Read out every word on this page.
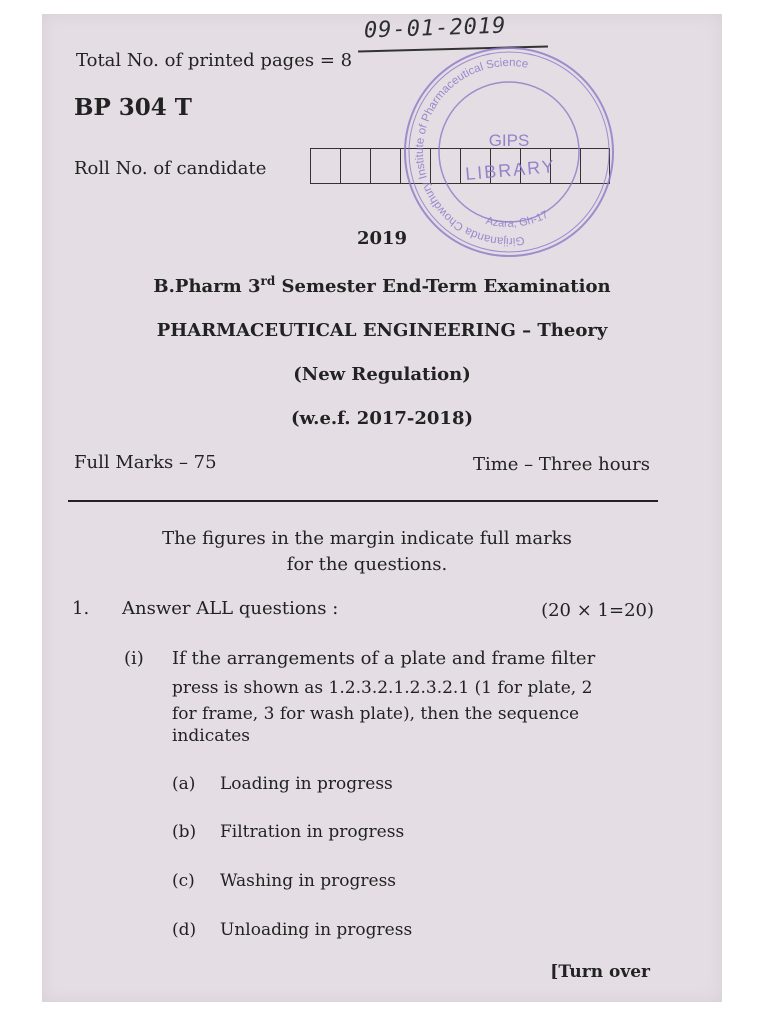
09-01-2019
Total No. of printed pages = 8
BP 304 T
Roll No. of candidate
Girijananda Chowdhury Institute of Pharmaceutical Science
Azara, Gh-17
GIPS
LIBRARY
2019
B.Pharm 3rd Semester End-Term Examination
PHARMACEUTICAL ENGINEERING – Theory
(New Regulation)
(w.e.f. 2017-2018)
Full Marks – 75	Time – Three hours
The figures in the margin indicate full marks
for the questions.
1. Answer ALL questions :	(20 × 1=20)
(i) If the arrangements of a plate and frame filter
press is shown as 1.2.3.2.1.2.3.2.1 (1 for plate, 2
for frame, 3 for wash plate), then the sequence
indicates
(a)	Loading in progress
(b)	Filtration in progress
(c)	Washing in progress
(d)	Unloading in progress
[Turn over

---

Task to complete:
Among the entries above, how many lines include the word "plate"? Reply with the number only.

Full solution:
3